| Short exercise |
Find every line below that contains the word "patrimonio" and copy it out.
+ + + +
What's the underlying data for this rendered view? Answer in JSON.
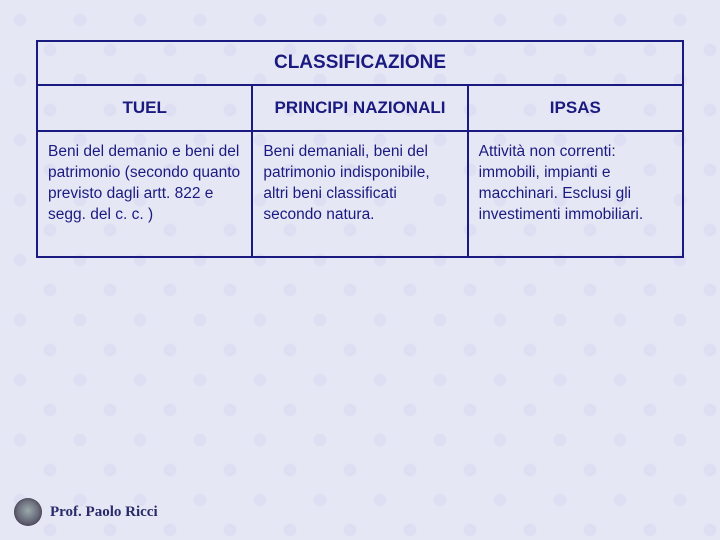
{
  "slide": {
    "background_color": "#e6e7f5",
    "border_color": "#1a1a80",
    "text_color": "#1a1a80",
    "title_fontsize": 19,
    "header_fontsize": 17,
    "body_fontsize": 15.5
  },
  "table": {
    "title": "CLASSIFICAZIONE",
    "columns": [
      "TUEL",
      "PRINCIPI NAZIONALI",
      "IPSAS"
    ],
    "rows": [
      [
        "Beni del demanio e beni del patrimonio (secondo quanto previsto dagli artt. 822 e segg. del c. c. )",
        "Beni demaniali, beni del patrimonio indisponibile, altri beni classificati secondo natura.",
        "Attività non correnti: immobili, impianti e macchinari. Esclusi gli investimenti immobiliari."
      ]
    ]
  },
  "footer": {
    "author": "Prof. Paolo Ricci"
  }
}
+ + + +
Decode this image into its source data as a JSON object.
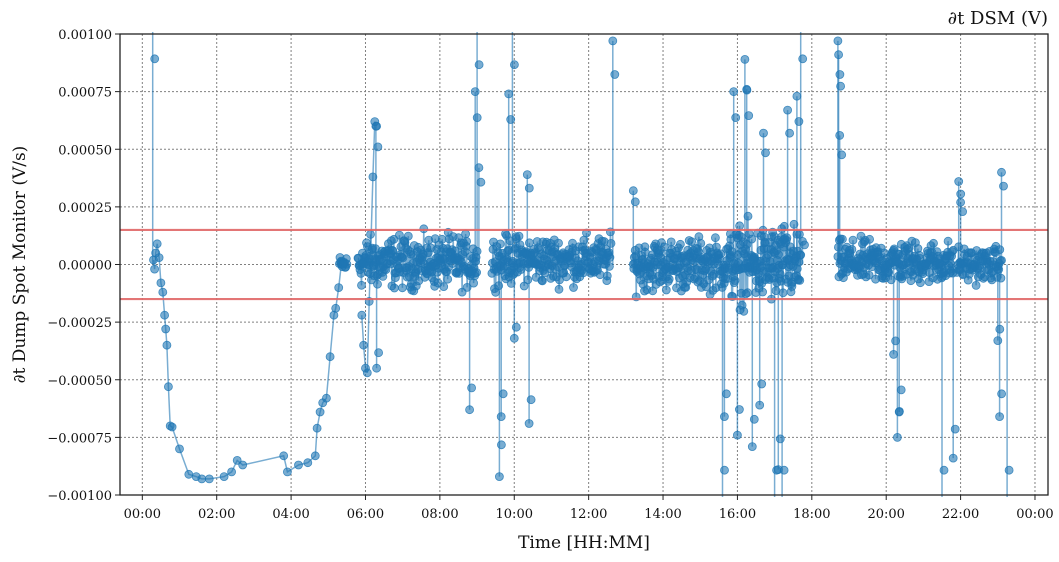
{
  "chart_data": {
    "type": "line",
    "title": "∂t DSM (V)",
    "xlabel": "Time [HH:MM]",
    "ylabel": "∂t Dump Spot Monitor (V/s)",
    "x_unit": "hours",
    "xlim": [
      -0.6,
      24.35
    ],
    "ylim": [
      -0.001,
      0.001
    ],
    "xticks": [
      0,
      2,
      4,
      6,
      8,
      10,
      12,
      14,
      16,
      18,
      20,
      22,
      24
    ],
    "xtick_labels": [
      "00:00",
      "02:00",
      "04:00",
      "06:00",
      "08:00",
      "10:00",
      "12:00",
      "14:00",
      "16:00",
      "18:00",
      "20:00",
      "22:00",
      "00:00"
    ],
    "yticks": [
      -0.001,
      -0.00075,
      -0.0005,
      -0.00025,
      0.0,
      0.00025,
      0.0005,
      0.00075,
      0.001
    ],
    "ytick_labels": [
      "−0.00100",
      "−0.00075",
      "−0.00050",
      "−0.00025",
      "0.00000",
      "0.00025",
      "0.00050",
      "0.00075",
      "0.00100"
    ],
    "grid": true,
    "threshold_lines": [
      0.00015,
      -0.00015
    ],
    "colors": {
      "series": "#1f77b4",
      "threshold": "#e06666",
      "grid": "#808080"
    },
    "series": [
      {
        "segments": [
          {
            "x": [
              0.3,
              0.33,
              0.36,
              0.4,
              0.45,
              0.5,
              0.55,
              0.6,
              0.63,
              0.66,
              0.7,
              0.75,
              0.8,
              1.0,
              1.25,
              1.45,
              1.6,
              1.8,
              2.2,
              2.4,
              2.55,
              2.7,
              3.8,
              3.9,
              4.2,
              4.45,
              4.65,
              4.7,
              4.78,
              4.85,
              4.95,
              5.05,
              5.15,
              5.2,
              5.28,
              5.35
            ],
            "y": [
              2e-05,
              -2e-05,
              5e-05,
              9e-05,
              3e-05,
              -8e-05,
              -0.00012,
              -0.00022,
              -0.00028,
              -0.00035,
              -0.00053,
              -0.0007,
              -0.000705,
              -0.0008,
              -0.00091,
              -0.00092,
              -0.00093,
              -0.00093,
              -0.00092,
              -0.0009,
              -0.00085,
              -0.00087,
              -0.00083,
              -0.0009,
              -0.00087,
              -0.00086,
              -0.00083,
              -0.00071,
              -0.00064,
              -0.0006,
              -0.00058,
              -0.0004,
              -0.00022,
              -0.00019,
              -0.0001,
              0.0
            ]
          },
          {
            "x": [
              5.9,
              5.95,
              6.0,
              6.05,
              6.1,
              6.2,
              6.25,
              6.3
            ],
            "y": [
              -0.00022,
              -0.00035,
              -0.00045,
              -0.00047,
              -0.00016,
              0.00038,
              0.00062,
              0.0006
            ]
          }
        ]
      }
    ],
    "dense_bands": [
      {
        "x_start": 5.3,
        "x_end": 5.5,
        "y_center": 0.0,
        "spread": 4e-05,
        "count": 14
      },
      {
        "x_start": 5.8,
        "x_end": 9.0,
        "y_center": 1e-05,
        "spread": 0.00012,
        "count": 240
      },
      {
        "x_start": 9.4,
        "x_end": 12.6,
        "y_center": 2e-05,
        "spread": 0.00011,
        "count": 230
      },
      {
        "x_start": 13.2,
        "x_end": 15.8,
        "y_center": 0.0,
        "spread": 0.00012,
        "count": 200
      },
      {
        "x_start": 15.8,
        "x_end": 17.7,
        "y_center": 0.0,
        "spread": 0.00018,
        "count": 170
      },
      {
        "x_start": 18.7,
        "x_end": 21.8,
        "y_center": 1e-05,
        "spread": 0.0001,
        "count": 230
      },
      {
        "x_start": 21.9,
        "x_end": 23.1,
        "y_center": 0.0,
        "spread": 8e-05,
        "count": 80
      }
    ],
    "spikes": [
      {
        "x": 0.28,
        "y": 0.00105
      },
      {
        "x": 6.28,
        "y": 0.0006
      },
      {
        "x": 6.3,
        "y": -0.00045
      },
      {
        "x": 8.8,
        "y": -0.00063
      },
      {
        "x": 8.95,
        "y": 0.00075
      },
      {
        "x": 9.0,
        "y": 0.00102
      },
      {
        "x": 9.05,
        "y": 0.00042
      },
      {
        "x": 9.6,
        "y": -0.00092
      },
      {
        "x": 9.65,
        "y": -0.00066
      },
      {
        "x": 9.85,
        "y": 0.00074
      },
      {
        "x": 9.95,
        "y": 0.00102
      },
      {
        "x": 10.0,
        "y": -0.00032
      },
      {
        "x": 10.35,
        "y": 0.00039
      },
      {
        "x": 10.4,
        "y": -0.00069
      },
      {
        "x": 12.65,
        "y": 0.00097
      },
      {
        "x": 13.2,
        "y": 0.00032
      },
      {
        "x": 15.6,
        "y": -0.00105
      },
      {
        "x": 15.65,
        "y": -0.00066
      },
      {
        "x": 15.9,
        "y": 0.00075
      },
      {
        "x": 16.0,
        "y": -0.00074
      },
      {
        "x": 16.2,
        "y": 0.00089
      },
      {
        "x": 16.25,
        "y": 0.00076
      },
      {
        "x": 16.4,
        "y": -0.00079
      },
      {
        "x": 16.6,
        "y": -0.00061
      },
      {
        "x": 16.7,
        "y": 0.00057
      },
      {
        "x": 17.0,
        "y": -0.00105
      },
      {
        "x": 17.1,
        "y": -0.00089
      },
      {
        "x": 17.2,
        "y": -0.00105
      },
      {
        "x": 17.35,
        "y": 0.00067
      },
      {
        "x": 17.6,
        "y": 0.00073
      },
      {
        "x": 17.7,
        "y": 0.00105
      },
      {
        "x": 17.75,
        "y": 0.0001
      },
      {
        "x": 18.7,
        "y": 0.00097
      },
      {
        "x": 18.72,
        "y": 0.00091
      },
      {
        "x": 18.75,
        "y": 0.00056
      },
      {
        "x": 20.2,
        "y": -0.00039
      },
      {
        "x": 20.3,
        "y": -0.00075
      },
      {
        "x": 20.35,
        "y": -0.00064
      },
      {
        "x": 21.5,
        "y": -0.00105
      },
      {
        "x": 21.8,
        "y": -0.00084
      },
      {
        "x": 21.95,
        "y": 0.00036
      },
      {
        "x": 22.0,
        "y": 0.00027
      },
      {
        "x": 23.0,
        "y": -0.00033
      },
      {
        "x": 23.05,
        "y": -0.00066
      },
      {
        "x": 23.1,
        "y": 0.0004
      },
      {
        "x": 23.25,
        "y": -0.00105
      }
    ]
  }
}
+ + + +
| Complete answer |
        "Beni del demanio e beni del patrimonio (secondo quanto previsto dagli artt. 822 e segg. del c. c. )",
        "Beni demaniali, beni del patrimonio indisponibile, altri beni classificati secondo natura.",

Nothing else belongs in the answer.